• **Dataset items**:
......

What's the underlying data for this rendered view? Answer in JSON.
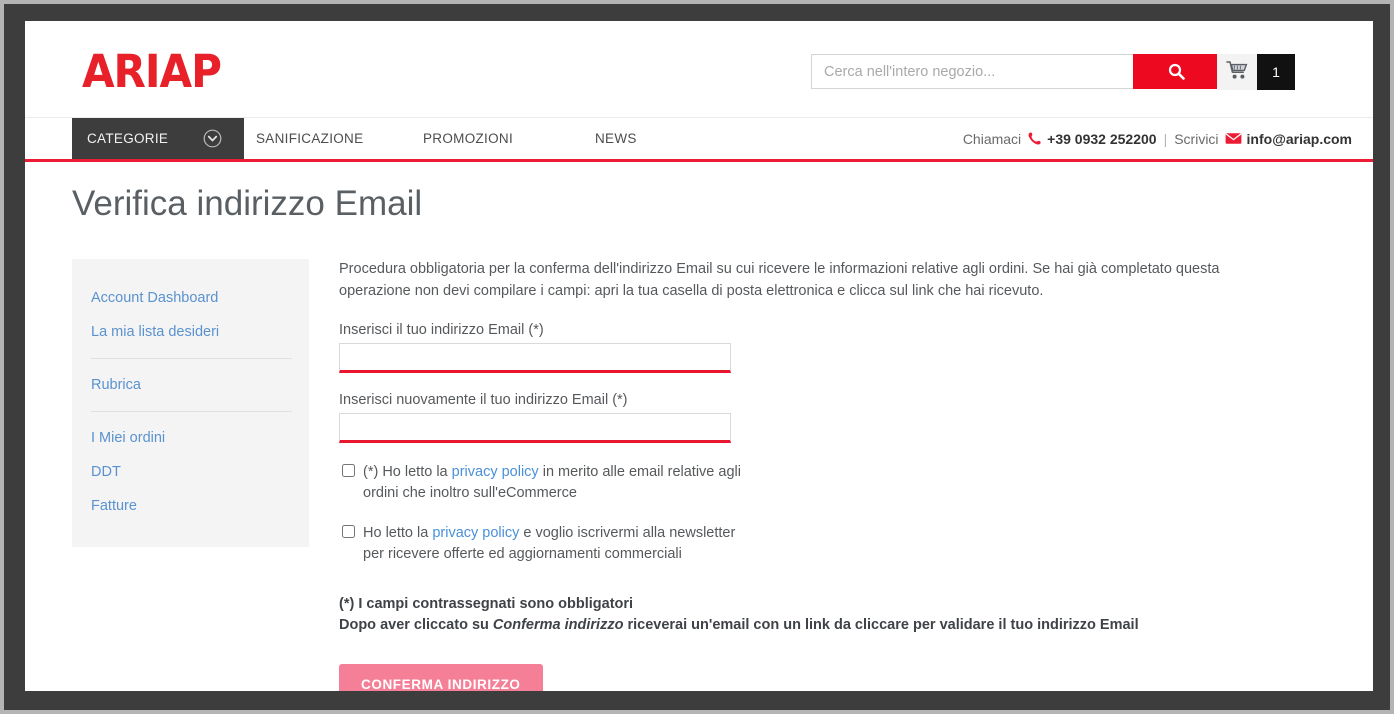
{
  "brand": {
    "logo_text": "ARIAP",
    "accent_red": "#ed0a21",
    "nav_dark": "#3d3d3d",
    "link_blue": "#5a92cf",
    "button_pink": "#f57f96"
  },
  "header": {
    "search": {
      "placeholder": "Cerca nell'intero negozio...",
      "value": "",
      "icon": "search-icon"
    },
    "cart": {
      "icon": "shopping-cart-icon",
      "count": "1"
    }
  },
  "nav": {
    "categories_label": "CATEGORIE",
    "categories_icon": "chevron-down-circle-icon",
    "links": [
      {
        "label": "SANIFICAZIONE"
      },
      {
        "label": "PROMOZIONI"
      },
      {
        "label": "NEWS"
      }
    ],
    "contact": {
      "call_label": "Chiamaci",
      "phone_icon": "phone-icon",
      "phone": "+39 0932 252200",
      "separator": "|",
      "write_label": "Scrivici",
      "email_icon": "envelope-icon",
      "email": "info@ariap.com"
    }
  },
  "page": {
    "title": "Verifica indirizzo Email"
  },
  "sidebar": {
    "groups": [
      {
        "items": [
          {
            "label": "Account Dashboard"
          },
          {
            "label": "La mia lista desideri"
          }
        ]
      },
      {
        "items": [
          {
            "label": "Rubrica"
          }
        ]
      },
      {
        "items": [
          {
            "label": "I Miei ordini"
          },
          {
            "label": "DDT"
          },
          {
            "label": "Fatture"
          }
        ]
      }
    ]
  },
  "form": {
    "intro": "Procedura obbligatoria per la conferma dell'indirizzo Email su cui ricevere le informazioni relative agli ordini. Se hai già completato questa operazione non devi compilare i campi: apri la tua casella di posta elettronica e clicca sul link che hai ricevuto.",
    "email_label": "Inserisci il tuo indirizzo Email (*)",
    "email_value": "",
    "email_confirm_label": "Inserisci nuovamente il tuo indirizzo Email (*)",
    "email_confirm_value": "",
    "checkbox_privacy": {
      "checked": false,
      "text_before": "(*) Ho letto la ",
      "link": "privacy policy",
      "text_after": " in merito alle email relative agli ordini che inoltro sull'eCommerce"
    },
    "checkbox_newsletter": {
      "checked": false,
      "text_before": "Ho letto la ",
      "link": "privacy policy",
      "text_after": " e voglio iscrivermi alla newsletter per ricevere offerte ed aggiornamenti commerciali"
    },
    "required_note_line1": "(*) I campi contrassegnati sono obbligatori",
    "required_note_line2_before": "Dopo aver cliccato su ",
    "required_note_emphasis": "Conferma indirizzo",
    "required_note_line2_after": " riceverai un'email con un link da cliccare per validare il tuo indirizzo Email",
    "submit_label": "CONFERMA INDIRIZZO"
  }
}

......

• **PROBLEM TO SOLVE**: Do not copy the pictures, but repeat every line exactly.

• **ANSWER TO THIS TASK**:
What's the underlying data for this rendered view? Answer in JSON.
{
  "brand": {
    "logo_text": "ARIAP",
    "accent_red": "#ed0a21",
    "nav_dark": "#3d3d3d",
    "link_blue": "#5a92cf",
    "button_pink": "#f57f96"
  },
  "header": {
    "search": {
      "placeholder": "Cerca nell'intero negozio...",
      "value": "",
      "icon": "search-icon"
    },
    "cart": {
      "icon": "shopping-cart-icon",
      "count": "1"
    }
  },
  "nav": {
    "categories_label": "CATEGORIE",
    "categories_icon": "chevron-down-circle-icon",
    "links": [
      {
        "label": "SANIFICAZIONE"
      },
      {
        "label": "PROMOZIONI"
      },
      {
        "label": "NEWS"
      }
    ],
    "contact": {
      "call_label": "Chiamaci",
      "phone_icon": "phone-icon",
      "phone": "+39 0932 252200",
      "separator": "|",
      "write_label": "Scrivici",
      "email_icon": "envelope-icon",
      "email": "info@ariap.com"
    }
  },
  "page": {
    "title": "Verifica indirizzo Email"
  },
  "sidebar": {
    "groups": [
      {
        "items": [
          {
            "label": "Account Dashboard"
          },
          {
            "label": "La mia lista desideri"
          }
        ]
      },
      {
        "items": [
          {
            "label": "Rubrica"
          }
        ]
      },
      {
        "items": [
          {
            "label": "I Miei ordini"
          },
          {
            "label": "DDT"
          },
          {
            "label": "Fatture"
          }
        ]
      }
    ]
  },
  "form": {
    "intro": "Procedura obbligatoria per la conferma dell'indirizzo Email su cui ricevere le informazioni relative agli ordini. Se hai già completato questa operazione non devi compilare i campi: apri la tua casella di posta elettronica e clicca sul link che hai ricevuto.",
    "email_label": "Inserisci il tuo indirizzo Email (*)",
    "email_value": "",
    "email_confirm_label": "Inserisci nuovamente il tuo indirizzo Email (*)",
    "email_confirm_value": "",
    "checkbox_privacy": {
      "checked": false,
      "text_before": "(*) Ho letto la ",
      "link": "privacy policy",
      "text_after": " in merito alle email relative agli ordini che inoltro sull'eCommerce"
    },
    "checkbox_newsletter": {
      "checked": false,
      "text_before": "Ho letto la ",
      "link": "privacy policy",
      "text_after": " e voglio iscrivermi alla newsletter per ricevere offerte ed aggiornamenti commerciali"
    },
    "required_note_line1": "(*) I campi contrassegnati sono obbligatori",
    "required_note_line2_before": "Dopo aver cliccato su ",
    "required_note_emphasis": "Conferma indirizzo",
    "required_note_line2_after": " riceverai un'email con un link da cliccare per validare il tuo indirizzo Email",
    "submit_label": "CONFERMA INDIRIZZO"
  }
}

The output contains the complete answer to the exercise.